* GOAL OF THE EXERCISE: Copy every line in which the string "person" occurs.

[Extracted records]
>>>
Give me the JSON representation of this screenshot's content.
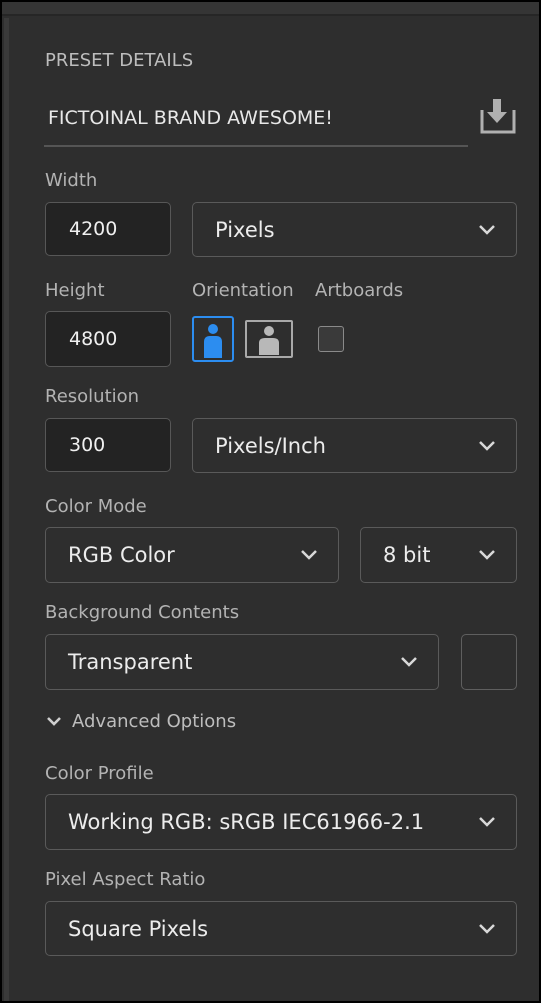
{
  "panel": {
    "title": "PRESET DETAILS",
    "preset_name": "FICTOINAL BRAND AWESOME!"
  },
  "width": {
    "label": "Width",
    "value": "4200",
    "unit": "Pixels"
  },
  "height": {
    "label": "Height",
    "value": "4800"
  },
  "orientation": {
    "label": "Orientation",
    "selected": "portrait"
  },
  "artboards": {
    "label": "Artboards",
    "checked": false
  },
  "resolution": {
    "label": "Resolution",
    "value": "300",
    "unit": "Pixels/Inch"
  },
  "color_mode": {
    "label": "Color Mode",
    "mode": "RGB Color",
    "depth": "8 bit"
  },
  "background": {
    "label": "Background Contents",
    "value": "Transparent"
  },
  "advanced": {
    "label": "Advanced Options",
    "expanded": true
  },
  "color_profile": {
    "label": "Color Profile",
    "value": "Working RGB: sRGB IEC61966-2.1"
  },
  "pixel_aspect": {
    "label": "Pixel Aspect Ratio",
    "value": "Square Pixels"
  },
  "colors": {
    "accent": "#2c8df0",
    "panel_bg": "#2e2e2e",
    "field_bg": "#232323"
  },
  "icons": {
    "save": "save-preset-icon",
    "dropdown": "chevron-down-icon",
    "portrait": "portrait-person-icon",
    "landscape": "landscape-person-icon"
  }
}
<<<
* RESPONSE:
    "portrait": "portrait-person-icon",
    "landscape": "landscape-person-icon"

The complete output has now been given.